## Extracted data
★ ★ ★ ★ ★ ★ ★
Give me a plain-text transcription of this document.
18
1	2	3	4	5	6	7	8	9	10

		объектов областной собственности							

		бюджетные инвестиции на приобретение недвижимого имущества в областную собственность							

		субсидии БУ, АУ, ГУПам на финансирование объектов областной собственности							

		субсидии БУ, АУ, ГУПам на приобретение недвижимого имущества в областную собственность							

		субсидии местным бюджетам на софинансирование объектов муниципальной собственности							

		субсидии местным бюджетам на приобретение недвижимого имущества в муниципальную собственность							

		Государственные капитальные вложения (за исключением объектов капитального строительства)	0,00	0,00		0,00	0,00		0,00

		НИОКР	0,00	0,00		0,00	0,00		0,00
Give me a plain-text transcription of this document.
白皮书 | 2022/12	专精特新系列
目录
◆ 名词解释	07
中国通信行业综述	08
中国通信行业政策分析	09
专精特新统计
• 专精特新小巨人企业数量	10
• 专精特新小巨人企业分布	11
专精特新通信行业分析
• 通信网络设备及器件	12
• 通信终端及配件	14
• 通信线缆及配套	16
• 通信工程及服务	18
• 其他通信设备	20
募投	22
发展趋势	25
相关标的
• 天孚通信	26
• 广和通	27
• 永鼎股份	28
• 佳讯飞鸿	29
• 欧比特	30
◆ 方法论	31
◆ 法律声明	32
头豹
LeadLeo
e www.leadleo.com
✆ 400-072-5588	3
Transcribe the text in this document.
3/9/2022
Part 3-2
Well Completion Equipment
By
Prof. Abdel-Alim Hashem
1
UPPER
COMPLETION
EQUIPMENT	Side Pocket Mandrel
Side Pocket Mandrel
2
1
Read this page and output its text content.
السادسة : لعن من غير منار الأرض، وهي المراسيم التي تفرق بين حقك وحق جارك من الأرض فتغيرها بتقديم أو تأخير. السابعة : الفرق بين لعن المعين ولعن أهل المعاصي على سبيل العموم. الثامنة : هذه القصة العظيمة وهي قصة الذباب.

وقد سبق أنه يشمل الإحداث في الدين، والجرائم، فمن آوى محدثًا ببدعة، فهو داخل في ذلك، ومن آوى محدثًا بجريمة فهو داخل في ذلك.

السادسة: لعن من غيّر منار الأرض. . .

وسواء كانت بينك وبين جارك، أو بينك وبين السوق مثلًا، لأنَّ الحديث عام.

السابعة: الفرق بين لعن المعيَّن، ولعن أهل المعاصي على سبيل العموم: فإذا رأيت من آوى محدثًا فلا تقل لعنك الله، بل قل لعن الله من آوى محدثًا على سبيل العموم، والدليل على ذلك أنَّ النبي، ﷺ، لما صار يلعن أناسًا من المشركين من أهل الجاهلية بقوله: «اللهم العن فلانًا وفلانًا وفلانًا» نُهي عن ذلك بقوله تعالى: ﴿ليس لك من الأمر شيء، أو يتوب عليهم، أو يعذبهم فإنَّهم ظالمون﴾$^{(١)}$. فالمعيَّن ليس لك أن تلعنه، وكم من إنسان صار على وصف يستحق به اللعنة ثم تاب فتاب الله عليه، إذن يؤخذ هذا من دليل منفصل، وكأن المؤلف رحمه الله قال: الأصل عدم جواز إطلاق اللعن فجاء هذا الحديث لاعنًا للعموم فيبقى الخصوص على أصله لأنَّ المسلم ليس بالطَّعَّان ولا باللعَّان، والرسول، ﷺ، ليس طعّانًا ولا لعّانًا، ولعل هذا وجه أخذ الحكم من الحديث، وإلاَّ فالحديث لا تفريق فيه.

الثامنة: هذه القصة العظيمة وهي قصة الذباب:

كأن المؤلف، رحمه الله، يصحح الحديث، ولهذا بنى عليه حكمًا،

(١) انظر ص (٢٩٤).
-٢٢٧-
★ ★ ★ ★ ★ ★ ★
## The exercise
Exactly as shown above, return every record.

## Result of the exercise
Give me a plain-text transcription of this document.
18
1	2	3	4	5	6	7	8	9	10

		объектов областной собственности							

		бюджетные инвестиции на приобретение недвижимого имущества в областную собственность							

		субсидии БУ, АУ, ГУПам на финансирование объектов областной собственности							

		субсидии БУ, АУ, ГУПам на приобретение недвижимого имущества в областную собственность							

		субсидии местным бюджетам на софинансирование объектов муниципальной собственности							

		субсидии местным бюджетам на приобретение недвижимого имущества в муниципальную собственность							

		Государственные капитальные вложения (за исключением объектов капитального строительства)	0,00	0,00		0,00	0,00		0,00

		НИОКР	0,00	0,00		0,00	0,00		0,00
Give me a plain-text transcription of this document.
白皮书 | 2022/12	专精特新系列
目录
◆ 名词解释	07
中国通信行业综述	08
中国通信行业政策分析	09
专精特新统计
• 专精特新小巨人企业数量	10
• 专精特新小巨人企业分布	11
专精特新通信行业分析
• 通信网络设备及器件	12
• 通信终端及配件	14
• 通信线缆及配套	16
• 通信工程及服务	18
• 其他通信设备	20
募投	22
发展趋势	25
相关标的
• 天孚通信	26
• 广和通	27
• 永鼎股份	28
• 佳讯飞鸿	29
• 欧比特	30
◆ 方法论	31
◆ 法律声明	32
头豹
LeadLeo
e www.leadleo.com
✆ 400-072-5588	3
Transcribe the text in this document.
3/9/2022
Part 3-2
Well Completion Equipment
By
Prof. Abdel-Alim Hashem
1
UPPER
COMPLETION
EQUIPMENT	Side Pocket Mandrel
Side Pocket Mandrel
2
1
Read this page and output its text content.
السادسة : لعن من غير منار الأرض، وهي المراسيم التي تفرق بين حقك وحق جارك من الأرض فتغيرها بتقديم أو تأخير. السابعة : الفرق بين لعن المعين ولعن أهل المعاصي على سبيل العموم. الثامنة : هذه القصة العظيمة وهي قصة الذباب.

وقد سبق أنه يشمل الإحداث في الدين، والجرائم، فمن آوى محدثًا ببدعة، فهو داخل في ذلك، ومن آوى محدثًا بجريمة فهو داخل في ذلك.

السادسة: لعن من غيّر منار الأرض. . .

وسواء كانت بينك وبين جارك، أو بينك وبين السوق مثلًا، لأنَّ الحديث عام.

السابعة: الفرق بين لعن المعيَّن، ولعن أهل المعاصي على سبيل العموم: فإذا رأيت من آوى محدثًا فلا تقل لعنك الله، بل قل لعن الله من آوى محدثًا على سبيل العموم، والدليل على ذلك أنَّ النبي، ﷺ، لما صار يلعن أناسًا من المشركين من أهل الجاهلية بقوله: «اللهم العن فلانًا وفلانًا وفلانًا» نُهي عن ذلك بقوله تعالى: ﴿ليس لك من الأمر شيء، أو يتوب عليهم، أو يعذبهم فإنَّهم ظالمون﴾$^{(١)}$. فالمعيَّن ليس لك أن تلعنه، وكم من إنسان صار على وصف يستحق به اللعنة ثم تاب فتاب الله عليه، إذن يؤخذ هذا من دليل منفصل، وكأن المؤلف رحمه الله قال: الأصل عدم جواز إطلاق اللعن فجاء هذا الحديث لاعنًا للعموم فيبقى الخصوص على أصله لأنَّ المسلم ليس بالطَّعَّان ولا باللعَّان، والرسول، ﷺ، ليس طعّانًا ولا لعّانًا، ولعل هذا وجه أخذ الحكم من الحديث، وإلاَّ فالحديث لا تفريق فيه.

الثامنة: هذه القصة العظيمة وهي قصة الذباب:

كأن المؤلف، رحمه الله، يصحح الحديث، ولهذا بنى عليه حكمًا،

(١) انظر ص (٢٩٤).
-٢٢٧-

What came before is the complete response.